* START INFORMATION SHOWN *

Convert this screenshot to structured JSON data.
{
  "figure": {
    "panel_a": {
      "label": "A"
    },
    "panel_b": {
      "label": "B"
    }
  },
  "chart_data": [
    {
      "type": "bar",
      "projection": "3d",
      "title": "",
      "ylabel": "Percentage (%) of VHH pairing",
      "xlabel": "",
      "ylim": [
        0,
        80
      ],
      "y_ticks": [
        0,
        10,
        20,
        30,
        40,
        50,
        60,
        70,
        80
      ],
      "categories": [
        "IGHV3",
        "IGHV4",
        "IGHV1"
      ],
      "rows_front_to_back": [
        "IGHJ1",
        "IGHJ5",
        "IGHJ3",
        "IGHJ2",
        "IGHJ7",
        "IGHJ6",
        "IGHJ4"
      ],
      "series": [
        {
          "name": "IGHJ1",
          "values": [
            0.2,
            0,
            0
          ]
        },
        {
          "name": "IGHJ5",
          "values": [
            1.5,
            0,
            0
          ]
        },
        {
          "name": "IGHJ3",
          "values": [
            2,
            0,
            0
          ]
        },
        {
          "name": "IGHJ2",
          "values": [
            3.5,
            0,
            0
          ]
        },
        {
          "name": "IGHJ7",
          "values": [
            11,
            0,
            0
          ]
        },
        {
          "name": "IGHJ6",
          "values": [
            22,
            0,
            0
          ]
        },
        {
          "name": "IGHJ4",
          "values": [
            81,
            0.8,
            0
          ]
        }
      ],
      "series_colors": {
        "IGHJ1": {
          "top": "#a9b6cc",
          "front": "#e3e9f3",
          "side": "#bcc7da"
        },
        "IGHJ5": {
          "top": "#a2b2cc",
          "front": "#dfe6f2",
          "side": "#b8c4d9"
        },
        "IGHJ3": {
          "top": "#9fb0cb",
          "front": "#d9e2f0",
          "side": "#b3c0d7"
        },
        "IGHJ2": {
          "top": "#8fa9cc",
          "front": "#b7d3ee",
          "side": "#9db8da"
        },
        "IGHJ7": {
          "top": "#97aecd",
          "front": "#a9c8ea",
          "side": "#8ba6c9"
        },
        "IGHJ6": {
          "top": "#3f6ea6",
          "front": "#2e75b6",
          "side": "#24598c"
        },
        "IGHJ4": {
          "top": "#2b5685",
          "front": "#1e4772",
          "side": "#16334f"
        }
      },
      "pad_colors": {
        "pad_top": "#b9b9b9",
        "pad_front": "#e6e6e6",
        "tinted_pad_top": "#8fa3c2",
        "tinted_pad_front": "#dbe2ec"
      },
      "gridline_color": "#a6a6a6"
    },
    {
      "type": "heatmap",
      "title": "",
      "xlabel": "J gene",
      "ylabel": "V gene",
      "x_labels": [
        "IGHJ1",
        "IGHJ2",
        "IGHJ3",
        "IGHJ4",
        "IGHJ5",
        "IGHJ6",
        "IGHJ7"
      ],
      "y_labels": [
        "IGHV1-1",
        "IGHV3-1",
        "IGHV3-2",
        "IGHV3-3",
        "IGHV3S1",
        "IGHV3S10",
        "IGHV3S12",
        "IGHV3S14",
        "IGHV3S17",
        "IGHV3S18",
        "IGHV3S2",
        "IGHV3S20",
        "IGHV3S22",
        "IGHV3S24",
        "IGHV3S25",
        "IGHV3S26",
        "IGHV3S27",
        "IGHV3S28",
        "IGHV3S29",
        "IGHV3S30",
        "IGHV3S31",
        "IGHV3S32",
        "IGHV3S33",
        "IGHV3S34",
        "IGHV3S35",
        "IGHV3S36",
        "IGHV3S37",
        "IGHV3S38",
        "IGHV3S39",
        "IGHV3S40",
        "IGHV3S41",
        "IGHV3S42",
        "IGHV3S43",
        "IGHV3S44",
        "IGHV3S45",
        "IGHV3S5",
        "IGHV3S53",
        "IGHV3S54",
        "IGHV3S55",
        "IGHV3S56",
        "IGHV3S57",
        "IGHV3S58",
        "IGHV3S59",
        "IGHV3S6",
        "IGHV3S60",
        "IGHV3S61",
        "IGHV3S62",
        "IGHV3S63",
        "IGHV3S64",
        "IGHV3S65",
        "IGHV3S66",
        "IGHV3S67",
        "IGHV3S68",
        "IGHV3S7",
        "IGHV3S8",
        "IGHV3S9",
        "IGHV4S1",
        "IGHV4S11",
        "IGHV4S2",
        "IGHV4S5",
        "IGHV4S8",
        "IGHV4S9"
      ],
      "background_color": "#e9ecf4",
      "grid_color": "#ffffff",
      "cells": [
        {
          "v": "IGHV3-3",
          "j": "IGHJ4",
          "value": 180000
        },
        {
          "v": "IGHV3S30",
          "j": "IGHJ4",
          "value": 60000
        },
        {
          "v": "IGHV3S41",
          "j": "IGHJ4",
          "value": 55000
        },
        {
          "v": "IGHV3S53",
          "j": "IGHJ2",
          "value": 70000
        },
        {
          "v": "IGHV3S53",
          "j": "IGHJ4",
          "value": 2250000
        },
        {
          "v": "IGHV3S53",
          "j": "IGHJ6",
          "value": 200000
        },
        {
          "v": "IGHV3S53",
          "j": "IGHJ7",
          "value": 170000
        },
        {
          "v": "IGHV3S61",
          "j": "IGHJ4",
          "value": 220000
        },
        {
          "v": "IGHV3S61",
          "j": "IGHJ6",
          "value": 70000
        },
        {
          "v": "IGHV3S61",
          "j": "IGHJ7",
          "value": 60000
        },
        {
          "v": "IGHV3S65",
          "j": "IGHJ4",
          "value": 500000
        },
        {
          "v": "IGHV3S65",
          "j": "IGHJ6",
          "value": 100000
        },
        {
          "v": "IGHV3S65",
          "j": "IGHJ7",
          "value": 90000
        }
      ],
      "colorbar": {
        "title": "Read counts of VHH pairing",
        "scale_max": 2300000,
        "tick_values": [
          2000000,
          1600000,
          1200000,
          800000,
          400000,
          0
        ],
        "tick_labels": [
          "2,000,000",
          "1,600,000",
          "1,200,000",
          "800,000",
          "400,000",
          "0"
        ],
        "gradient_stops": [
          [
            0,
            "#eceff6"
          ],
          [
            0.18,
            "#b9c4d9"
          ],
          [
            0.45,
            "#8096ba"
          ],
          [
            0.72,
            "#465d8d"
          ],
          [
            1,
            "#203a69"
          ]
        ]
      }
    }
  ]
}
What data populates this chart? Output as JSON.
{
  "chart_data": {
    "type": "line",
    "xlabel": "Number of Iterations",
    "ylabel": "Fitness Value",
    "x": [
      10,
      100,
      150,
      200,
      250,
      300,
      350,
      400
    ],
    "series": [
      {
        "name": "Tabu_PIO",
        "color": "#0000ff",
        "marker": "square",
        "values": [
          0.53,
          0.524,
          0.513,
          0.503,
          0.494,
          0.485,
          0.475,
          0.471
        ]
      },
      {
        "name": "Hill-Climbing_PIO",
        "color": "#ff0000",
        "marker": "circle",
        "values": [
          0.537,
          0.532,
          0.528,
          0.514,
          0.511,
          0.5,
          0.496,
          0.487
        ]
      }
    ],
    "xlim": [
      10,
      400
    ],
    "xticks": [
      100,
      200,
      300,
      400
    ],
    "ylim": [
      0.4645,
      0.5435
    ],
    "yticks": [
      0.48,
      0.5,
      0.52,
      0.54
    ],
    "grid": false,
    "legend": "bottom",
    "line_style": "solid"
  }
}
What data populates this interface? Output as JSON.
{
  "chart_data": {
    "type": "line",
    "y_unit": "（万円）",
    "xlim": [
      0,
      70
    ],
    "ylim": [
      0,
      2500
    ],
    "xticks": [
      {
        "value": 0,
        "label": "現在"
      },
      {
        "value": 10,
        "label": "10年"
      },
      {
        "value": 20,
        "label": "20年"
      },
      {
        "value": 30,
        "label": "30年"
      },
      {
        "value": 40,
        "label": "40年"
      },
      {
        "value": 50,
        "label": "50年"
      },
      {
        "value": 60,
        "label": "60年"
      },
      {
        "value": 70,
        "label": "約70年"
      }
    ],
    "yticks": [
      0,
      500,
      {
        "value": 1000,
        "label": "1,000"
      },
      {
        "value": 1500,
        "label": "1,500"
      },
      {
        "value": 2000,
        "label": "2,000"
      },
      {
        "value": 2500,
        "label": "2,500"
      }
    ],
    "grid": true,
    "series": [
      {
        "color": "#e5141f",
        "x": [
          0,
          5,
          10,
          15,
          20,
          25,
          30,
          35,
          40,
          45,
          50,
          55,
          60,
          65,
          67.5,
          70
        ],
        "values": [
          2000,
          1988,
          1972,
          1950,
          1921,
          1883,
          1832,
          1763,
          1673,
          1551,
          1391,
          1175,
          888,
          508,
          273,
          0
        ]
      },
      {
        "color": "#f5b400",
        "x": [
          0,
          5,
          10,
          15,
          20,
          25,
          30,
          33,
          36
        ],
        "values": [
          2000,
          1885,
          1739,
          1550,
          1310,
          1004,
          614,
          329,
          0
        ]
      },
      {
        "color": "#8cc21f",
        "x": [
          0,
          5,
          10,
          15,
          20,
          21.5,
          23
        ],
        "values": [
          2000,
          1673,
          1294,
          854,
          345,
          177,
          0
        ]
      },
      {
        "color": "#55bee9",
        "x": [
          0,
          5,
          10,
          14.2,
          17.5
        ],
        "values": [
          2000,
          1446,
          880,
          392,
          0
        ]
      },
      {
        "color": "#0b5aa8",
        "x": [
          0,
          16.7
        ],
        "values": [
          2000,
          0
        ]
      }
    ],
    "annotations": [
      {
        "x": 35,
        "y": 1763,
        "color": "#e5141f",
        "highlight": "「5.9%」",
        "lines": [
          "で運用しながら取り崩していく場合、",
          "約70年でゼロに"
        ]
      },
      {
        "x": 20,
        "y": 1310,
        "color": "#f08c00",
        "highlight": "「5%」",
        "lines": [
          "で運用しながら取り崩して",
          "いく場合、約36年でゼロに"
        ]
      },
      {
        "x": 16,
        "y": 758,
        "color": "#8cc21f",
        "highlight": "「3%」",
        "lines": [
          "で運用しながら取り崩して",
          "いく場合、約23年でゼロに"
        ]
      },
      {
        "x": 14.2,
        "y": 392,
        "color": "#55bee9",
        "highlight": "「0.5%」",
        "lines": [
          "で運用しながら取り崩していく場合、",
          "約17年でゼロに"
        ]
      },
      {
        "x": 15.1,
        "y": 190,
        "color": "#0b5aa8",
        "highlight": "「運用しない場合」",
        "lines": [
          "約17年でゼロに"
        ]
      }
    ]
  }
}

* END INFORMATION SHOWN *

*GIVEN PROBLEM:*
Filter the entries down to the lines containing "Output". Copy each of those lines.

*SOLUTION TO THE PROBLEM:*
What data populates this chart? Output as JSON.
What data populates this interface? Output as JSON.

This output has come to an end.